TASK PROMPT
Your task is to copy each line that has the word "JSON".

>> Start SUPPLIED RECORDS

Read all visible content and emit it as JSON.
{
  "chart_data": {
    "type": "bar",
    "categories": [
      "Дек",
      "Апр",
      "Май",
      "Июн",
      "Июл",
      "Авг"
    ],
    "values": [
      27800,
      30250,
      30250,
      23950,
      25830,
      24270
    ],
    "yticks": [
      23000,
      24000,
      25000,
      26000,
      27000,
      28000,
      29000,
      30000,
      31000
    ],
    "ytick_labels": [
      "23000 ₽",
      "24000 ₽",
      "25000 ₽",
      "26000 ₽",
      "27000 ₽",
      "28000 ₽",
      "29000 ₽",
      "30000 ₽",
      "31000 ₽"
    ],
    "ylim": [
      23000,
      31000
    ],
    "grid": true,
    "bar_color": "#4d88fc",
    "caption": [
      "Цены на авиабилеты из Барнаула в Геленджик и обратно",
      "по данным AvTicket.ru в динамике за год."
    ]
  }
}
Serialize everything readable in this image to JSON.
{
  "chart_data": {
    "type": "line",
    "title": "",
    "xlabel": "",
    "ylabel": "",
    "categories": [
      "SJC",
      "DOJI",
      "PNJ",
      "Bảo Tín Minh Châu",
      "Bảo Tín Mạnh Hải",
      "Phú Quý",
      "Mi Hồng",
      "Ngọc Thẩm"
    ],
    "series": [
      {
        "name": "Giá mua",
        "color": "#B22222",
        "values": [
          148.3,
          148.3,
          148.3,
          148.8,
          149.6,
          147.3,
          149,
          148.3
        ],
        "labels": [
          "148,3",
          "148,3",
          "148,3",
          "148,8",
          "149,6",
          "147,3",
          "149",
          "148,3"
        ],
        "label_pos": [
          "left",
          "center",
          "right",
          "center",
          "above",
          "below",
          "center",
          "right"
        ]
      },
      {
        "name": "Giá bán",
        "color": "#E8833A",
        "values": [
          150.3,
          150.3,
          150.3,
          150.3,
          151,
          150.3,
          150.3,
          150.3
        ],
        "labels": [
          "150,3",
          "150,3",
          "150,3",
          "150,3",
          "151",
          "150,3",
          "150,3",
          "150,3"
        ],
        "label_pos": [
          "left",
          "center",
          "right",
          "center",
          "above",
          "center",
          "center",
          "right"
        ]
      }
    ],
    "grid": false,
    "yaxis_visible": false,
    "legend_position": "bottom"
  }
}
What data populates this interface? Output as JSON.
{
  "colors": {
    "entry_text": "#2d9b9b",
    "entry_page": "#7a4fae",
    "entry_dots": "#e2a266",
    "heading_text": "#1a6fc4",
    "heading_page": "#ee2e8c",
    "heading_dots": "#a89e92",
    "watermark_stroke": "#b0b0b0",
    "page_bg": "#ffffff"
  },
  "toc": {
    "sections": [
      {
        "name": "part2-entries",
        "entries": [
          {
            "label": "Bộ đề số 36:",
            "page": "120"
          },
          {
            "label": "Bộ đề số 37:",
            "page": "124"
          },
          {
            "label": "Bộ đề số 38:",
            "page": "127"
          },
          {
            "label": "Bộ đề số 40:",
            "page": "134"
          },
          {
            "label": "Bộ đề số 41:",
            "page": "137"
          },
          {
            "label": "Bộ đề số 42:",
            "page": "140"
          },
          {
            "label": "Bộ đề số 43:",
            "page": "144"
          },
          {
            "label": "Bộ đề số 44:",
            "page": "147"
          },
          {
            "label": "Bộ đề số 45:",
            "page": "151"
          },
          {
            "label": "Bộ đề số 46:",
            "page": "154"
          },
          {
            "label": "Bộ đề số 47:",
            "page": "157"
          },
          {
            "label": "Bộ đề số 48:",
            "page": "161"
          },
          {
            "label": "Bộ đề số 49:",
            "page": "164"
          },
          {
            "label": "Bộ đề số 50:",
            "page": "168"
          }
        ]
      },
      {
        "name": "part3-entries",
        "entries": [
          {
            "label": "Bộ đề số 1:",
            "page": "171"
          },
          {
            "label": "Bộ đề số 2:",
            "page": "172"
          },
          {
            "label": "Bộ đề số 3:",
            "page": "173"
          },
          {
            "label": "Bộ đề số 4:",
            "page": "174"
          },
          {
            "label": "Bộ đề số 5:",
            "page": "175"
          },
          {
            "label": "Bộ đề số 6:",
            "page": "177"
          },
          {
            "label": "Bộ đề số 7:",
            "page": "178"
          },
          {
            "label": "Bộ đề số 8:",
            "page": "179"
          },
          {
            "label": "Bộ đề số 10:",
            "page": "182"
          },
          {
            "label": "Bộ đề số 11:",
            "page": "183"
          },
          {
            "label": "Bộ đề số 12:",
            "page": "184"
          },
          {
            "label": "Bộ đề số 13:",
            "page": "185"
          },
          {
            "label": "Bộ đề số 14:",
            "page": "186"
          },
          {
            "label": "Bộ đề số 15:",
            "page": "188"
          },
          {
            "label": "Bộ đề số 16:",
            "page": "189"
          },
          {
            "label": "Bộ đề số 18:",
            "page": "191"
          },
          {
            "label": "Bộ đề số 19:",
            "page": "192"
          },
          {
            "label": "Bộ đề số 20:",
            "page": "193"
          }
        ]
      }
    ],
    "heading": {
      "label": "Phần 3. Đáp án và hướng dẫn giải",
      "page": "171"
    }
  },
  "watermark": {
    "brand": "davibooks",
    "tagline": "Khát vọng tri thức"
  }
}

>> End SUPPLIED RECORDS

WRITTEN RESPONSE
Read all visible content and emit it as JSON.
Serialize everything readable in this image to JSON.
What data populates this interface? Output as JSON.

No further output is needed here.